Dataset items
_ _ _ _ _ _ _
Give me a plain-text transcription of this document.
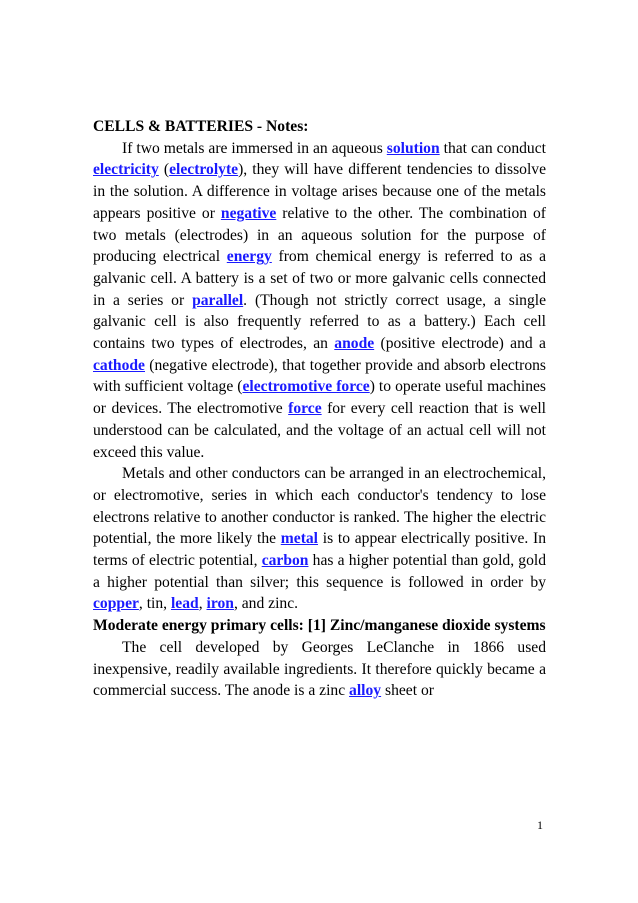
CELLS & BATTERIES - Notes:

If two metals are immersed in an aqueous solution that can conduct electricity (electrolyte), they will have different tendencies to dissolve in the solution. A difference in voltage arises because one of the metals appears positive or negative relative to the other. The combination of two metals (electrodes) in an aqueous solution for the purpose of producing electrical energy from chemical energy is referred to as a galvanic cell. A battery is a set of two or more galvanic cells connected in a series or parallel. (Though not strictly correct usage, a single galvanic cell is also frequently referred to as a battery.) Each cell contains two types of electrodes, an anode (positive electrode) and a cathode (negative electrode), that together provide and absorb electrons with sufficient voltage (electromotive force) to operate useful machines or devices. The electromotive force for every cell reaction that is well understood can be calculated, and the voltage of an actual cell will not exceed this value.

Metals and other conductors can be arranged in an electrochemical, or electromotive, series in which each conductor's tendency to lose electrons relative to another conductor is ranked. The higher the electric potential, the more likely the metal is to appear electrically positive. In terms of electric potential, carbon has a higher potential than gold, gold a higher potential than silver; this sequence is followed in order by copper, tin, lead, iron, and zinc.

Moderate energy primary cells: [1] Zinc/manganese dioxide systems

The cell developed by Georges LeClanche in 1866 used inexpensive, readily available ingredients. It therefore quickly became a commercial success. The anode is a zinc alloy sheet or

1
_ _ _ _ _ _ _
Leave every image out and retype the entries above word for word.

**ANSWER AREA:**
Give me a plain-text transcription of this document.
CELLS & BATTERIES - Notes:

If two metals are immersed in an aqueous solution that can conduct electricity (electrolyte), they will have different tendencies to dissolve in the solution. A difference in voltage arises because one of the metals appears positive or negative relative to the other. The combination of two metals (electrodes) in an aqueous solution for the purpose of producing electrical energy from chemical energy is referred to as a galvanic cell. A battery is a set of two or more galvanic cells connected in a series or parallel. (Though not strictly correct usage, a single galvanic cell is also frequently referred to as a battery.) Each cell contains two types of electrodes, an anode (positive electrode) and a cathode (negative electrode), that together provide and absorb electrons with sufficient voltage (electromotive force) to operate useful machines or devices. The electromotive force for every cell reaction that is well understood can be calculated, and the voltage of an actual cell will not exceed this value.

Metals and other conductors can be arranged in an electrochemical, or electromotive, series in which each conductor's tendency to lose electrons relative to another conductor is ranked. The higher the electric potential, the more likely the metal is to appear electrically positive. In terms of electric potential, carbon has a higher potential than gold, gold a higher potential than silver; this sequence is followed in order by copper, tin, lead, iron, and zinc.

Moderate energy primary cells: [1] Zinc/manganese dioxide systems

The cell developed by Georges LeClanche in 1866 used inexpensive, readily available ingredients. It therefore quickly became a commercial success. The anode is a zinc alloy sheet or

1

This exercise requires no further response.